* **Problem requirements**
Write out the material below again with every "group-label" switched to "category-label" and nothing else changed. Leave the pictures out.

(Rows from a layout dataset)
========================================

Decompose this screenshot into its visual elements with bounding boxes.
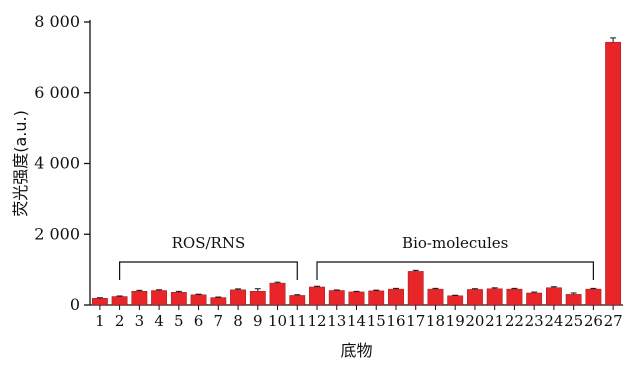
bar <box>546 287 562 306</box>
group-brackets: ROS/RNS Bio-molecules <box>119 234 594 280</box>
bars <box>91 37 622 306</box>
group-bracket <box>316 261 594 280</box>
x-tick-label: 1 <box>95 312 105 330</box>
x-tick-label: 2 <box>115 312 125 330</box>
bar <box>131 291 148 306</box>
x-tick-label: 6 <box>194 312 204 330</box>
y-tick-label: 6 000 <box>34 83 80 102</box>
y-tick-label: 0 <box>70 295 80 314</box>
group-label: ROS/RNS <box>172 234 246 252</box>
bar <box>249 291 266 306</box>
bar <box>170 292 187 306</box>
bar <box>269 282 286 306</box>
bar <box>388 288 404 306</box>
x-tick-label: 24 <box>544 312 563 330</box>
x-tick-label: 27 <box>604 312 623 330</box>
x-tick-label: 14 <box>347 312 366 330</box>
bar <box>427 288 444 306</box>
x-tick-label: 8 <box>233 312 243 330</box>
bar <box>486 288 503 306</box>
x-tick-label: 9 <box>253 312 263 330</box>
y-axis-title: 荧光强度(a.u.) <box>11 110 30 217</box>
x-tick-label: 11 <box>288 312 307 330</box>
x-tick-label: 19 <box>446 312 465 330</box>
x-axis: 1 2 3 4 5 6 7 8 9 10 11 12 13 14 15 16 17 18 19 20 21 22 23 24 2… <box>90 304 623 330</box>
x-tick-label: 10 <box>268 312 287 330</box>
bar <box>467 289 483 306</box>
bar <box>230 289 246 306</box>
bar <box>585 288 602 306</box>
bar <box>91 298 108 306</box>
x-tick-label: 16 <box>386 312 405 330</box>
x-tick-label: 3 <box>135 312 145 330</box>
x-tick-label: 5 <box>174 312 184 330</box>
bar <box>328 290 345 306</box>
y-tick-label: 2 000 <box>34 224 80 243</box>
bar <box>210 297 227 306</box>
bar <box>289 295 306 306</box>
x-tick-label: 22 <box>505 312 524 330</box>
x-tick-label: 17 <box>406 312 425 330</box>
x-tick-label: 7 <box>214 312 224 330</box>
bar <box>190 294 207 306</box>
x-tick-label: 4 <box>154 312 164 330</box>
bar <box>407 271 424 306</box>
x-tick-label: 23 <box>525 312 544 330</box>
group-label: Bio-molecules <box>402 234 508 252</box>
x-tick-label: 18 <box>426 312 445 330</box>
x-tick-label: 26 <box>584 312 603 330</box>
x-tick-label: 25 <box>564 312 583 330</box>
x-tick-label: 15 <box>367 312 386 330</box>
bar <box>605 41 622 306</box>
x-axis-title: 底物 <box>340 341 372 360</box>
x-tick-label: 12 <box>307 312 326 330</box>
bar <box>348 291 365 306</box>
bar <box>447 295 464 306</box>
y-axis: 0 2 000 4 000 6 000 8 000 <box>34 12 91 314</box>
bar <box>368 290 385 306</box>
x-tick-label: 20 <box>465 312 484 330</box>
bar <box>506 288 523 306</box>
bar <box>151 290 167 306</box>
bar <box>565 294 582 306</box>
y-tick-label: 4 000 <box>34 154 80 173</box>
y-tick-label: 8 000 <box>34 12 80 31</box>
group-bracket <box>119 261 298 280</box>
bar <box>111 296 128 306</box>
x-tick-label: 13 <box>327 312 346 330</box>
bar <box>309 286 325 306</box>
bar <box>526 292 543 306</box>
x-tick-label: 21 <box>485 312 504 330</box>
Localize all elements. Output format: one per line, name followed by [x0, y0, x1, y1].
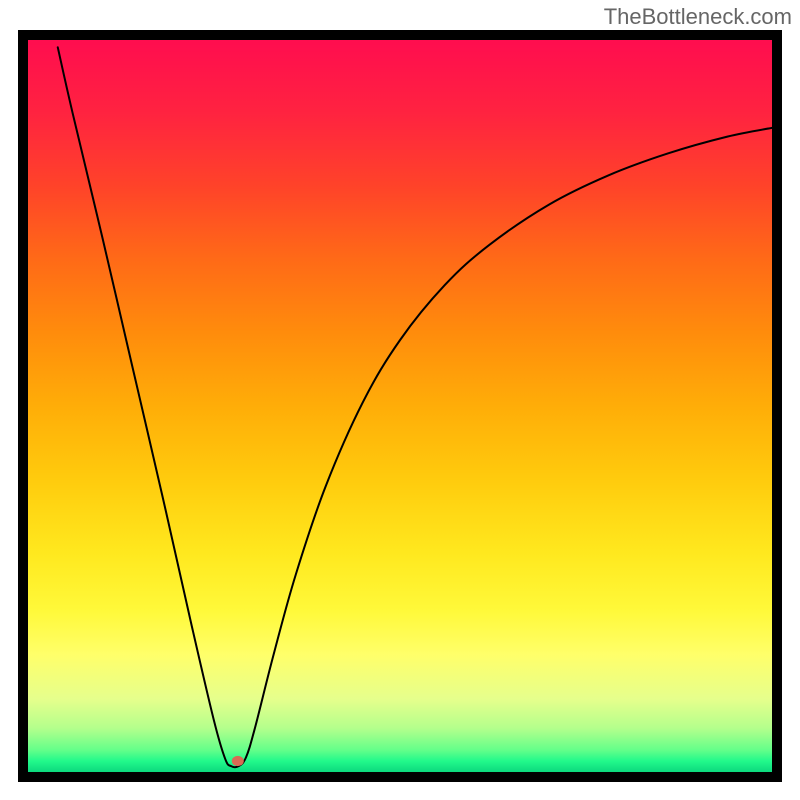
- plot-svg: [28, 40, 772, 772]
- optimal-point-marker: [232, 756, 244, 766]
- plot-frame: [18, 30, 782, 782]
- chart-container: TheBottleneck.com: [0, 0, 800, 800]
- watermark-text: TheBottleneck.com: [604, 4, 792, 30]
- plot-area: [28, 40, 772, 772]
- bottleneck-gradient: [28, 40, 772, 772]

========================================

* **Solved problem**
Decompose this screenshot into its visual elements with bounding boxes.
bar <box>546 287 562 306</box>
group-brackets: ROS/RNS Bio-molecules <box>119 234 594 280</box>
bars <box>91 37 622 306</box>
group-bracket <box>316 261 594 280</box>
x-tick-label: 1 <box>95 312 105 330</box>
x-tick-label: 2 <box>115 312 125 330</box>
bar <box>131 291 148 306</box>
x-tick-label: 6 <box>194 312 204 330</box>
y-tick-label: 6 000 <box>34 83 80 102</box>
y-tick-label: 0 <box>70 295 80 314</box>
category-label: ROS/RNS <box>172 234 246 252</box>
bar <box>249 291 266 306</box>
bar <box>170 292 187 306</box>
bar <box>269 282 286 306</box>
bar <box>388 288 404 306</box>
x-tick-label: 24 <box>544 312 563 330</box>
x-tick-label: 27 <box>604 312 623 330</box>
x-tick-label: 14 <box>347 312 366 330</box>
bar <box>427 288 444 306</box>
x-tick-label: 8 <box>233 312 243 330</box>
bar <box>486 288 503 306</box>
x-tick-label: 9 <box>253 312 263 330</box>
y-axis-title: 荧光强度(a.u.) <box>11 110 30 217</box>
x-tick-label: 11 <box>288 312 307 330</box>
x-tick-label: 19 <box>446 312 465 330</box>
x-axis: 1 2 3 4 5 6 7 8 9 10 11 12 13 14 15 16 17 18 19 20 21 22 23 24 2… <box>90 304 623 330</box>
x-tick-label: 10 <box>268 312 287 330</box>
bar <box>467 289 483 306</box>
bar <box>230 289 246 306</box>
bar <box>585 288 602 306</box>
bar <box>91 298 108 306</box>
x-tick-label: 16 <box>386 312 405 330</box>
x-tick-label: 3 <box>135 312 145 330</box>
x-tick-label: 5 <box>174 312 184 330</box>
bar <box>328 290 345 306</box>
y-tick-label: 2 000 <box>34 224 80 243</box>
bar <box>210 297 227 306</box>
bar <box>289 295 306 306</box>
x-tick-label: 22 <box>505 312 524 330</box>
x-tick-label: 17 <box>406 312 425 330</box>
x-tick-label: 7 <box>214 312 224 330</box>
bar <box>190 294 207 306</box>
x-tick-label: 4 <box>154 312 164 330</box>
bar <box>407 271 424 306</box>
x-tick-label: 23 <box>525 312 544 330</box>
category-label: Bio-molecules <box>402 234 508 252</box>
x-tick-label: 18 <box>426 312 445 330</box>
x-tick-label: 26 <box>584 312 603 330</box>
x-tick-label: 25 <box>564 312 583 330</box>
x-tick-label: 15 <box>367 312 386 330</box>
bar <box>605 41 622 306</box>
x-axis-title: 底物 <box>340 341 372 360</box>
x-tick-label: 12 <box>307 312 326 330</box>
bar <box>348 291 365 306</box>
bar <box>447 295 464 306</box>
y-axis: 0 2 000 4 000 6 000 8 000 <box>34 12 91 314</box>
bar <box>368 290 385 306</box>
x-tick-label: 20 <box>465 312 484 330</box>
bar <box>506 288 523 306</box>
bar <box>151 290 167 306</box>
bar <box>565 294 582 306</box>
y-tick-label: 4 000 <box>34 154 80 173</box>
y-tick-label: 8 000 <box>34 12 80 31</box>
group-bracket <box>119 261 298 280</box>
bar <box>111 296 128 306</box>
x-tick-label: 13 <box>327 312 346 330</box>
bar <box>309 286 325 306</box>
bar <box>526 292 543 306</box>
x-tick-label: 21 <box>485 312 504 330</box>
Localize all elements. Output format: one per line, name followed by [x0, y0, x1, y1].
- plot-svg: [28, 40, 772, 772]
- optimal-point-marker: [232, 756, 244, 766]
- plot-frame: [18, 30, 782, 782]
- chart-container: TheBottleneck.com: [0, 0, 800, 800]
- watermark-text: TheBottleneck.com: [604, 4, 792, 30]
- plot-area: [28, 40, 772, 772]
- bottleneck-gradient: [28, 40, 772, 772]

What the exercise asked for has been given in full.